— Start of Input data —

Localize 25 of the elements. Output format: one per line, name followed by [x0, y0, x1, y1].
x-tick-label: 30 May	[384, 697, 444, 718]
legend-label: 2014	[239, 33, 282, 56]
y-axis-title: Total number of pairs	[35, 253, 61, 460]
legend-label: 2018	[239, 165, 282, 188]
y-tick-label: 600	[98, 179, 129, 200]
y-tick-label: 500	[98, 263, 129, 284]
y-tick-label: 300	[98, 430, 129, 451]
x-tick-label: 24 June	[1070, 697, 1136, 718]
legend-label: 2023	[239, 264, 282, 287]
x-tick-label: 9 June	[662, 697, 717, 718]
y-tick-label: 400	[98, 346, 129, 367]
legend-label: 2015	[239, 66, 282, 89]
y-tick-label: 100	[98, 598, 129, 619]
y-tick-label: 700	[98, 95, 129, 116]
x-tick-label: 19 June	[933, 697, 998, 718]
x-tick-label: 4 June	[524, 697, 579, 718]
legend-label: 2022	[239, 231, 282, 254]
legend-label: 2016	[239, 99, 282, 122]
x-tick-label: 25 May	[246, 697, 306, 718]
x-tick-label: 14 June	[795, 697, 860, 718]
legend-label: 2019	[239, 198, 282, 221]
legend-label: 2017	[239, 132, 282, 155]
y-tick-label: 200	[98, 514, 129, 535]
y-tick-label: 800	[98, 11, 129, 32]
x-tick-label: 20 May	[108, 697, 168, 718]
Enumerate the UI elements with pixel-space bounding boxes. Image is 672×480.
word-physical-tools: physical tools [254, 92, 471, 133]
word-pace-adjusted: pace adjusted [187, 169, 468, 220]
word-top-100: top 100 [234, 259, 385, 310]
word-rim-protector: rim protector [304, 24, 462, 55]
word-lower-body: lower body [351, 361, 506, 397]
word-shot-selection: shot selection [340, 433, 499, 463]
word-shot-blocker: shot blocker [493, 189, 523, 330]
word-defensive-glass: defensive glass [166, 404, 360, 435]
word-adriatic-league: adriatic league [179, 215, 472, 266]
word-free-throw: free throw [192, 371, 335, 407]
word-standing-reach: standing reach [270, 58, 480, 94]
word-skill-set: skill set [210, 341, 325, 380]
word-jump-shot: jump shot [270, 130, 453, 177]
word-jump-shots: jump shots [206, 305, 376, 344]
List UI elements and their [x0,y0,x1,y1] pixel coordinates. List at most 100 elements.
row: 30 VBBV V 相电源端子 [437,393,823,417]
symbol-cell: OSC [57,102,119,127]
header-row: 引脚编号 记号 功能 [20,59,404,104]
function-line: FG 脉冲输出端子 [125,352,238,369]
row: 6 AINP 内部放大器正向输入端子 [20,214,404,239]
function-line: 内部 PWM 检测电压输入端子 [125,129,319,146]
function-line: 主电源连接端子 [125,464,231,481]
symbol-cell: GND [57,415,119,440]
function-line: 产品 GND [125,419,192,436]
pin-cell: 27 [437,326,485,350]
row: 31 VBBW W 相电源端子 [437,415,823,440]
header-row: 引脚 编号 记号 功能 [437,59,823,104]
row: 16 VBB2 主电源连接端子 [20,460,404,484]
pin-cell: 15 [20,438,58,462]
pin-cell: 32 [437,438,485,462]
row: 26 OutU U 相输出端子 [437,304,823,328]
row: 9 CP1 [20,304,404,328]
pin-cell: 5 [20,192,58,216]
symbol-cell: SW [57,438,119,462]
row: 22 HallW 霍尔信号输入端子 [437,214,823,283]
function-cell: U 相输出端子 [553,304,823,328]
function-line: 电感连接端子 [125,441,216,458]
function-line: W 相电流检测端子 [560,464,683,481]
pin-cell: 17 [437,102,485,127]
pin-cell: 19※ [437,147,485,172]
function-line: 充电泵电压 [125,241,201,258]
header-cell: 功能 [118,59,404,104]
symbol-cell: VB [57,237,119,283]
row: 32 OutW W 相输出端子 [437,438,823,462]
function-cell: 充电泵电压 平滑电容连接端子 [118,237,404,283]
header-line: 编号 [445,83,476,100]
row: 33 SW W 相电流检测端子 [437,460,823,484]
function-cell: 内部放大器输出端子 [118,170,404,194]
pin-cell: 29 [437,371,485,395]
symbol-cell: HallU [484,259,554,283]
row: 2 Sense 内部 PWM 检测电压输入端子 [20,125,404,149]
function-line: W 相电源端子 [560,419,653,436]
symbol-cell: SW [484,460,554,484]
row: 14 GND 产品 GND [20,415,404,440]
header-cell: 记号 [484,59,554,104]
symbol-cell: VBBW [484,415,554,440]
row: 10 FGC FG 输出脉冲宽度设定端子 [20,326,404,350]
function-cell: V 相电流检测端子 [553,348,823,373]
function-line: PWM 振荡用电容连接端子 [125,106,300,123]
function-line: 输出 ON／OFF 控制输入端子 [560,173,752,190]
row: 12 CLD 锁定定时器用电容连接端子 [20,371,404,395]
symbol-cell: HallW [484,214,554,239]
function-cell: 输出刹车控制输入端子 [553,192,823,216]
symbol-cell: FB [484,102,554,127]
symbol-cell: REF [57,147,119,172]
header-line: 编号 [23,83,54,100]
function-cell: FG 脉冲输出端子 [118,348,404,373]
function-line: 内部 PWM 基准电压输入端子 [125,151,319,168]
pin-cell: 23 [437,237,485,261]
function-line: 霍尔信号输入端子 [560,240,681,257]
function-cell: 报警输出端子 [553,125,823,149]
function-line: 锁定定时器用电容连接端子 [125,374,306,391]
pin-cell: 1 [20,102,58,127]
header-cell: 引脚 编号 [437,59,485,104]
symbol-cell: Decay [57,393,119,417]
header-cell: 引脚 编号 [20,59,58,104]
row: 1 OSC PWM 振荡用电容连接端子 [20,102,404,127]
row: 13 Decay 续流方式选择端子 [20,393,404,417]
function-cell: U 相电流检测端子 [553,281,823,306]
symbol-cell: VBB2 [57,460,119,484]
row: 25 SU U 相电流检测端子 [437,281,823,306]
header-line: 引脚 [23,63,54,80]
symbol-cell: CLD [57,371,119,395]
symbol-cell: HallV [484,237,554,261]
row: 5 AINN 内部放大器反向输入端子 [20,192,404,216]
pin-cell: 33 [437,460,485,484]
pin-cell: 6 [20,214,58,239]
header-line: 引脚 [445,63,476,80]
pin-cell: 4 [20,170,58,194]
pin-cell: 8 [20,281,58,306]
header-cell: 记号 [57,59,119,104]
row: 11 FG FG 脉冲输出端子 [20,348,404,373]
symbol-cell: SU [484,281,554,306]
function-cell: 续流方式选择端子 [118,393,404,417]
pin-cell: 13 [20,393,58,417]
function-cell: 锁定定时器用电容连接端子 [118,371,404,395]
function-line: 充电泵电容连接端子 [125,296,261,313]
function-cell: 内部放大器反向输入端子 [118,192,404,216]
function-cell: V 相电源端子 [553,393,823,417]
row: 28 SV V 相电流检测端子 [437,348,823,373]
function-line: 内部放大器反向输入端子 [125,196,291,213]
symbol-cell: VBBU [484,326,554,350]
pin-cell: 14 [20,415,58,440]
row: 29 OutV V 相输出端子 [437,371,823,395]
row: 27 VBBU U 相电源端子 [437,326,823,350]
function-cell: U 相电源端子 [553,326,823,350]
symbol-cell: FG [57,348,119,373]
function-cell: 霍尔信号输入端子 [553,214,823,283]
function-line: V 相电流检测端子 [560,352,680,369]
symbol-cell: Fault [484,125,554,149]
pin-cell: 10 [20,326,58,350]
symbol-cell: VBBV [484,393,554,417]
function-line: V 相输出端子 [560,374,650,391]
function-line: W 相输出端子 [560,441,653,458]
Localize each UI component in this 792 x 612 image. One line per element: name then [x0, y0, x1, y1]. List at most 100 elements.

— End of Input data —

* [What you have to do]: Copy the data word for word, from its first line up to and including the line containing "165, 282, 188]".

* [Output for this exercise]:
Localize 25 of the elements. Output format: one per line, name followed by [x0, y0, x1, y1].
x-tick-label: 30 May	[384, 697, 444, 718]
legend-label: 2014	[239, 33, 282, 56]
y-axis-title: Total number of pairs	[35, 253, 61, 460]
legend-label: 2018	[239, 165, 282, 188]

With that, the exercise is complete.